◆ **INSTRUCTIONS FOR THE TASK**
Copy each line below exactly and leave the pictures out.

Entries taken from a collection
----

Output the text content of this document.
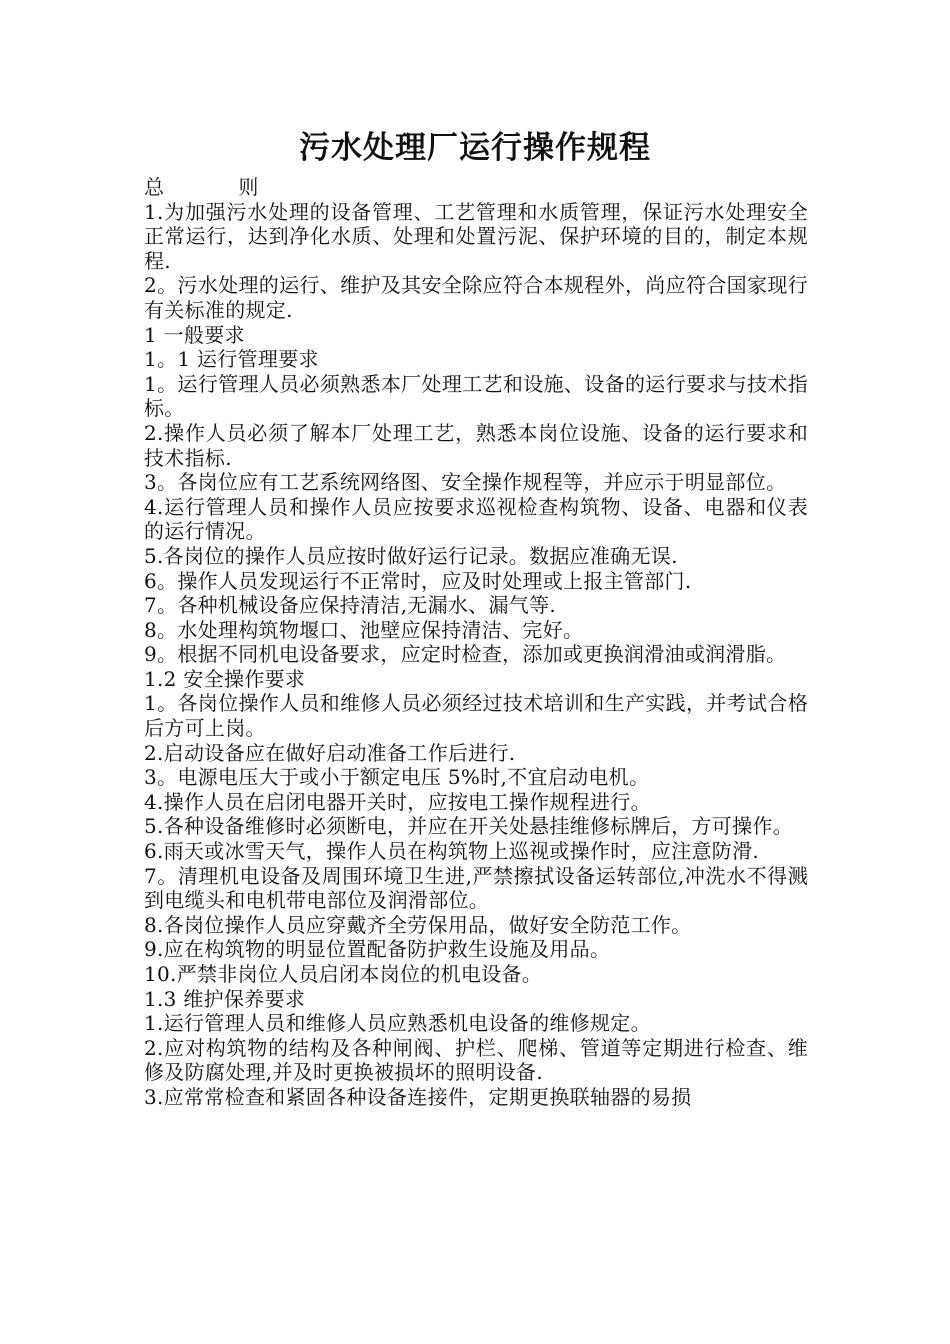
污水处理厂运行操作规程

总 则

1.为加强污水处理的设备管理、工艺管理和水质管理，保证污水处理安全正常运行，达到净化水质、处理和处置污泥、保护环境的目的，制定本规程.

2。污水处理的运行、维护及其安全除应符合本规程外，尚应符合国家现行有关标准的规定.

1 一般要求

1。1 运行管理要求

1。运行管理人员必须熟悉本厂处理工艺和设施、设备的运行要求与技术指标。

2.操作人员必须了解本厂处理工艺，熟悉本岗位设施、设备的运行要求和技术指标.

3。各岗位应有工艺系统网络图、安全操作规程等，并应示于明显部位。

4.运行管理人员和操作人员应按要求巡视检查构筑物、设备、电器和仪表的运行情况。

5.各岗位的操作人员应按时做好运行记录。数据应准确无误.

6。操作人员发现运行不正常时，应及时处理或上报主管部门.

7。各种机械设备应保持清洁,无漏水、漏气等.

8。水处理构筑物堰口、池壁应保持清洁、完好。

9。根据不同机电设备要求，应定时检查，添加或更换润滑油或润滑脂。

1.2 安全操作要求

1。各岗位操作人员和维修人员必须经过技术培训和生产实践，并考试合格后方可上岗。

2.启动设备应在做好启动准备工作后进行.

3。电源电压大于或小于额定电压 5%时,不宜启动电机。

4.操作人员在启闭电器开关时，应按电工操作规程进行。

5.各种设备维修时必须断电，并应在开关处悬挂维修标牌后，方可操作。

6.雨天或冰雪天气，操作人员在构筑物上巡视或操作时，应注意防滑.

7。清理机电设备及周围环境卫生进,严禁擦拭设备运转部位,冲洗水不得溅到电缆头和电机带电部位及润滑部位。

8.各岗位操作人员应穿戴齐全劳保用品，做好安全防范工作。

9.应在构筑物的明显位置配备防护救生设施及用品。

10.严禁非岗位人员启闭本岗位的机电设备。

1.3 维护保养要求

1.运行管理人员和维修人员应熟悉机电设备的维修规定。

2.应对构筑物的结构及各种闸阀、护栏、爬梯、管道等定期进行检查、维修及防腐处理,并及时更换被损坏的照明设备.

3.应常常检查和紧固各种设备连接件，定期更换联轴器的易损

----

◆ **COMPLETE RESPONSE**
Output the text content of this document.
污水处理厂运行操作规程

总 则

1.为加强污水处理的设备管理、工艺管理和水质管理，保证污水处理安全正常运行，达到净化水质、处理和处置污泥、保护环境的目的，制定本规程.

2。污水处理的运行、维护及其安全除应符合本规程外，尚应符合国家现行有关标准的规定.

1 一般要求

1。1 运行管理要求

1。运行管理人员必须熟悉本厂处理工艺和设施、设备的运行要求与技术指标。

2.操作人员必须了解本厂处理工艺，熟悉本岗位设施、设备的运行要求和技术指标.

3。各岗位应有工艺系统网络图、安全操作规程等，并应示于明显部位。

4.运行管理人员和操作人员应按要求巡视检查构筑物、设备、电器和仪表的运行情况。

5.各岗位的操作人员应按时做好运行记录。数据应准确无误.

6。操作人员发现运行不正常时，应及时处理或上报主管部门.

7。各种机械设备应保持清洁,无漏水、漏气等.

8。水处理构筑物堰口、池壁应保持清洁、完好。

9。根据不同机电设备要求，应定时检查，添加或更换润滑油或润滑脂。

1.2 安全操作要求

1。各岗位操作人员和维修人员必须经过技术培训和生产实践，并考试合格后方可上岗。

2.启动设备应在做好启动准备工作后进行.

3。电源电压大于或小于额定电压 5%时,不宜启动电机。

4.操作人员在启闭电器开关时，应按电工操作规程进行。

5.各种设备维修时必须断电，并应在开关处悬挂维修标牌后，方可操作。

6.雨天或冰雪天气，操作人员在构筑物上巡视或操作时，应注意防滑.

7。清理机电设备及周围环境卫生进,严禁擦拭设备运转部位,冲洗水不得溅到电缆头和电机带电部位及润滑部位。

8.各岗位操作人员应穿戴齐全劳保用品，做好安全防范工作。

9.应在构筑物的明显位置配备防护救生设施及用品。

10.严禁非岗位人员启闭本岗位的机电设备。

1.3 维护保养要求

1.运行管理人员和维修人员应熟悉机电设备的维修规定。

2.应对构筑物的结构及各种闸阀、护栏、爬梯、管道等定期进行检查、维修及防腐处理,并及时更换被损坏的照明设备.

3.应常常检查和紧固各种设备连接件，定期更换联轴器的易损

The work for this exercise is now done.